> **Problem to solve**:
Check each line of the material below for "home", then copy the ones that contain it.

> **Provided entries**:
++++++++++

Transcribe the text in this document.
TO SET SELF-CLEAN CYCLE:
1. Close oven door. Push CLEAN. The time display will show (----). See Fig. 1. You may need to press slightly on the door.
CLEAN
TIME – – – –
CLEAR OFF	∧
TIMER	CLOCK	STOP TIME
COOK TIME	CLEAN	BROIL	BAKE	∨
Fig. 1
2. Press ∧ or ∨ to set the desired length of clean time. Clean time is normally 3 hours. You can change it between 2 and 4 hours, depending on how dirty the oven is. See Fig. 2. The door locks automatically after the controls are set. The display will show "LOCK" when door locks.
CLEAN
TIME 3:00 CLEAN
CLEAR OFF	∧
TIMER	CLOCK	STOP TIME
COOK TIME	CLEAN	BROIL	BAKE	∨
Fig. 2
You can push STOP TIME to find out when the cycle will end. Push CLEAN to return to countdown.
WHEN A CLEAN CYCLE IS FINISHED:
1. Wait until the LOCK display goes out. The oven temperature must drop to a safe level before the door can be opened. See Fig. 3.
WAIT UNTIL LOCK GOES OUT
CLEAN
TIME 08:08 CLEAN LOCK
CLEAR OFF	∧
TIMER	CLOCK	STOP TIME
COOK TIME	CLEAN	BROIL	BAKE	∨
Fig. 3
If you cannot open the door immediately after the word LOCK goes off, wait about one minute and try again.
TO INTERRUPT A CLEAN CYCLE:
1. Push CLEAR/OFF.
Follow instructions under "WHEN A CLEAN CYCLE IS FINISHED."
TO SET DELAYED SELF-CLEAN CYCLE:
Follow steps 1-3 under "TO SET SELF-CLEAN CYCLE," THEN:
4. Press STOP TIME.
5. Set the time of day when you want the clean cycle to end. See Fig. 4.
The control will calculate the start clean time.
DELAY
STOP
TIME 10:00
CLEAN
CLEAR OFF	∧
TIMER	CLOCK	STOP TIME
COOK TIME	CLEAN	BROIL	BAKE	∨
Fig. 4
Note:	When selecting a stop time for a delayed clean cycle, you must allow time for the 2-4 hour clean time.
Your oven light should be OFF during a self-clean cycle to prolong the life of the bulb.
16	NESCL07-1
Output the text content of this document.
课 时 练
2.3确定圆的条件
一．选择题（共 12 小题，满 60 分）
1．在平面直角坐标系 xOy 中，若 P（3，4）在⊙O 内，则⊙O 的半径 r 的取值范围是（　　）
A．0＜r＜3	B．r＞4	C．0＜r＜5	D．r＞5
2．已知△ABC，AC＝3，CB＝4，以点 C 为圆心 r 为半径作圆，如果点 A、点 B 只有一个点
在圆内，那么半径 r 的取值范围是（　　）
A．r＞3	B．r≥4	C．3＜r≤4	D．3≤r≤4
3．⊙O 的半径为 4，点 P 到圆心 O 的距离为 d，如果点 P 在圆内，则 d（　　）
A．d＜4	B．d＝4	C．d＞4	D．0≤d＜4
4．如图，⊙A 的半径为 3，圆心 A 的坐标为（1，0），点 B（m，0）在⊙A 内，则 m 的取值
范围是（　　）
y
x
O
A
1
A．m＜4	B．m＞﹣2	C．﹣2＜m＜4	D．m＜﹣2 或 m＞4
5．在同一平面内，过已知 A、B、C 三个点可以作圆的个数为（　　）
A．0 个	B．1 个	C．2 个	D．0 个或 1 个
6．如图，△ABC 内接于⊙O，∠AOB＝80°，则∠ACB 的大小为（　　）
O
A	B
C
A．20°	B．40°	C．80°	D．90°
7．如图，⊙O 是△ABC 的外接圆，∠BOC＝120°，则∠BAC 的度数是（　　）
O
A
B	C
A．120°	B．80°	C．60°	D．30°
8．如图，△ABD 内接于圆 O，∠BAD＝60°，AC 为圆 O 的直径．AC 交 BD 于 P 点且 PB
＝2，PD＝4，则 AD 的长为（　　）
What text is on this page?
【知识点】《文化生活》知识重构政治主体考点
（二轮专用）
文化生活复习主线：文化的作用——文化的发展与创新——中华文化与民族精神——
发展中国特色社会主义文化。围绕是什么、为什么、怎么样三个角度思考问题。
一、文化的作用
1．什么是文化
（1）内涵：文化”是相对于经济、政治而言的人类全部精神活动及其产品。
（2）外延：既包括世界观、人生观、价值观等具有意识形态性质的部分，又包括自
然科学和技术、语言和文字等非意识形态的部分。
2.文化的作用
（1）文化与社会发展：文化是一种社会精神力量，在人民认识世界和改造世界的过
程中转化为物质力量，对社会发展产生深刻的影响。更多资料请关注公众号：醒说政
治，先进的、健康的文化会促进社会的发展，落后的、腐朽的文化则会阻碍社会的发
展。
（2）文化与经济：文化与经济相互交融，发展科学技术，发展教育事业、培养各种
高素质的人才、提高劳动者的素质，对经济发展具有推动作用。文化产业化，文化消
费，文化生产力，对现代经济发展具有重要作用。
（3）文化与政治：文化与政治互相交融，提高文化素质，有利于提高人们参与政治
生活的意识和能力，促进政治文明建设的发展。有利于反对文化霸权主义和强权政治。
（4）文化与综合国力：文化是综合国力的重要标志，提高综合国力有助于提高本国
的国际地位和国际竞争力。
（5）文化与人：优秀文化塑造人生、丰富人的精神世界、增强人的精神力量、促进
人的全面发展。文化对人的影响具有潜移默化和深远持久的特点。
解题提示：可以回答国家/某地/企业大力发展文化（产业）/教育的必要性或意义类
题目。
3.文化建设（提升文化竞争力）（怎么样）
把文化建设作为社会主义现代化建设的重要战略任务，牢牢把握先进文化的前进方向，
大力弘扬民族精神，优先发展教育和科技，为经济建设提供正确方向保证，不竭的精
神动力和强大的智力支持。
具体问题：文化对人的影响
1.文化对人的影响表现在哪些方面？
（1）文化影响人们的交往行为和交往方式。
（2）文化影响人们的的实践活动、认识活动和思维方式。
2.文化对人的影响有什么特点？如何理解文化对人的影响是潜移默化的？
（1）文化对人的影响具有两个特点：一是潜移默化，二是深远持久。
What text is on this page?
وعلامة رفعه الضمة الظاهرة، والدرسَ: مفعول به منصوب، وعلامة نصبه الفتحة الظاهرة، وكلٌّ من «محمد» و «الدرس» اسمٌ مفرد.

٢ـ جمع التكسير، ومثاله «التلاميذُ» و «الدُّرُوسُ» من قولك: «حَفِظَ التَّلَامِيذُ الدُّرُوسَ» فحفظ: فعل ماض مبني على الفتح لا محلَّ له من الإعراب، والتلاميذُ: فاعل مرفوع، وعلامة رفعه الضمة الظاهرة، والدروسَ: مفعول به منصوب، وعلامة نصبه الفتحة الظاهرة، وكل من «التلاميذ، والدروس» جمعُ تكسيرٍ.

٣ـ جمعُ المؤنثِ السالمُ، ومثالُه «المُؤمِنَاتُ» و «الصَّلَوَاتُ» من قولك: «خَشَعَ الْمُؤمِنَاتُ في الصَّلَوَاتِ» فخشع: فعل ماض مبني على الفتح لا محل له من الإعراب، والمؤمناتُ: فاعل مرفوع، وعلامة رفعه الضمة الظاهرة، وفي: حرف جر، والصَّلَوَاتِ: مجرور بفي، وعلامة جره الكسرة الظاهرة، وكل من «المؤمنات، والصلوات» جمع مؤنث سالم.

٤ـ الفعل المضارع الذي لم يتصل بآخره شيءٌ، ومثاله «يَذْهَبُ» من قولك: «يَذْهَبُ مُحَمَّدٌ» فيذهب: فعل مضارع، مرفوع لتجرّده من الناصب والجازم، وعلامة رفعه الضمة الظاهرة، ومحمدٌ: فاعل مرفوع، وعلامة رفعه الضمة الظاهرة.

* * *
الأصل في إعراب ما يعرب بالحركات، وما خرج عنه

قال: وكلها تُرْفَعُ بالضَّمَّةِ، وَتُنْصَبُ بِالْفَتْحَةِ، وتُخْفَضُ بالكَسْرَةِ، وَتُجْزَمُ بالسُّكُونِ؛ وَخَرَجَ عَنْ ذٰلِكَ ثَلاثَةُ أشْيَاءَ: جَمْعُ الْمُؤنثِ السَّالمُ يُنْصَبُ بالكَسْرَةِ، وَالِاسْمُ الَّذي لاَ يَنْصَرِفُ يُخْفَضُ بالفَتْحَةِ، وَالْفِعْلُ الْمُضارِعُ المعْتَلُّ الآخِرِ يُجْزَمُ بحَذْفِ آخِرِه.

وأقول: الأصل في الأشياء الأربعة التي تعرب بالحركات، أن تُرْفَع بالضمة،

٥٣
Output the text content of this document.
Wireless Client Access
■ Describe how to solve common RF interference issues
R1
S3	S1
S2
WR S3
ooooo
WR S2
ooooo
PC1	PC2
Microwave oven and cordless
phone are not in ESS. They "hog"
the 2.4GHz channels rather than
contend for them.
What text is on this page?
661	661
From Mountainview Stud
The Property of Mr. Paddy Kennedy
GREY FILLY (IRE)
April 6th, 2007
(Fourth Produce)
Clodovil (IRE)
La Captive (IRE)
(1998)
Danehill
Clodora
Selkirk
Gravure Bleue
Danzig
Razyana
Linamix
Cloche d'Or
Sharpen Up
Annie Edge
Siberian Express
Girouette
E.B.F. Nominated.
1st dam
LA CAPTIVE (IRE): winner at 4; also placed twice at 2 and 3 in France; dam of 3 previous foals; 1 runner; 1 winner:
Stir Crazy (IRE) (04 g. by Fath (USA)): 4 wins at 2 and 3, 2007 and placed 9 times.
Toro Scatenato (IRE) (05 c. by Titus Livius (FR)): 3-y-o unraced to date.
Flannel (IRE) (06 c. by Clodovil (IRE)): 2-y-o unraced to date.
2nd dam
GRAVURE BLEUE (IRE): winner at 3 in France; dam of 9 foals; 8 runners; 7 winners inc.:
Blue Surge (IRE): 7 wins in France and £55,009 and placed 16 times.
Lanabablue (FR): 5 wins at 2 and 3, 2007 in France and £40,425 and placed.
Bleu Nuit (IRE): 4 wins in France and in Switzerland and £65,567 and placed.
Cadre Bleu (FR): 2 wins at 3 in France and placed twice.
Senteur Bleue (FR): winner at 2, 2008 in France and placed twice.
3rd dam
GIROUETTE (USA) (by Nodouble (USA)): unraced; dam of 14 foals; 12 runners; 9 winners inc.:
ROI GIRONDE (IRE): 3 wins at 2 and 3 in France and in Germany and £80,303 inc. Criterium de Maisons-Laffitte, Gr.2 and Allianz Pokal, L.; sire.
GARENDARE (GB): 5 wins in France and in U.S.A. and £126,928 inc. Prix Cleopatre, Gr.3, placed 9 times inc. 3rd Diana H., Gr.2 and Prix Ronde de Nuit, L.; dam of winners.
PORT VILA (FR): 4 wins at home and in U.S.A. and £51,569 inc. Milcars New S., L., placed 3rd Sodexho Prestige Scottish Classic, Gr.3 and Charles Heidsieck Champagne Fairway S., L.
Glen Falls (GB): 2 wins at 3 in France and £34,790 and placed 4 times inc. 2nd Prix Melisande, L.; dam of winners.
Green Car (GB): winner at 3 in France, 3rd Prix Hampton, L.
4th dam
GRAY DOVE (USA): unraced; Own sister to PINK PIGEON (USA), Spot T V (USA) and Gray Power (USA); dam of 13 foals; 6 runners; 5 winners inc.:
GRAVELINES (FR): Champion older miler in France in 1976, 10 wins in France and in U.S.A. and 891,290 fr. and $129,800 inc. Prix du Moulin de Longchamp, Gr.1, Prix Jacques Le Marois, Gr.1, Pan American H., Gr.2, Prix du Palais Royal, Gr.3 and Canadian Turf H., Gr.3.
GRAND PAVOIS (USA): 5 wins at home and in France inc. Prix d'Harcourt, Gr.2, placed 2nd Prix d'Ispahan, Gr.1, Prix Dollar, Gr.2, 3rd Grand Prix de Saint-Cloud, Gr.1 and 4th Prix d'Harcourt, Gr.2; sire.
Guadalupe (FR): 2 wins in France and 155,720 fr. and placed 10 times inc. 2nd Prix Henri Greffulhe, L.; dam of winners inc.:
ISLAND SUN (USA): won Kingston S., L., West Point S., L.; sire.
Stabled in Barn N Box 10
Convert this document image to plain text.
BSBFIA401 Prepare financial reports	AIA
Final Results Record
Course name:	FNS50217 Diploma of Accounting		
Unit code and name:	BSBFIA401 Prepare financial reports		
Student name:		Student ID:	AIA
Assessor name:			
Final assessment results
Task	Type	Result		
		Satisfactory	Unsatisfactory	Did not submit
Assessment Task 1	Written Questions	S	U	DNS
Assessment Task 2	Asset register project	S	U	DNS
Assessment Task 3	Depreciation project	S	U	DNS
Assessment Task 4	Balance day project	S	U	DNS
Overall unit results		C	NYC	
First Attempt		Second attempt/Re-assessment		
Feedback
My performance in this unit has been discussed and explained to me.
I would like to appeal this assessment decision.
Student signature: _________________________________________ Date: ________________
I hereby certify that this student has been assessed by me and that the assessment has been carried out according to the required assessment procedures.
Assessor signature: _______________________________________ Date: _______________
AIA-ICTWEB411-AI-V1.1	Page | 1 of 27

++++++++++

> **Result of the exercise**:
PORT VILA (FR): 4 wins at home and in U.S.A. and £51,569 inc. Milcars New S., L., placed 3rd Sodexho Prestige Scottish Classic, Gr.3 and Charles Heidsieck Champagne Fairway S., L.
GRAND PAVOIS (USA): 5 wins at home and in France inc. Prix d'Harcourt, Gr.2, placed 2nd Prix d'Ispahan, Gr.1, Prix Dollar, Gr.2, 3rd Grand Prix de Saint-Cloud, Gr.1 and 4th Prix d'Harcourt, Gr.2; sire.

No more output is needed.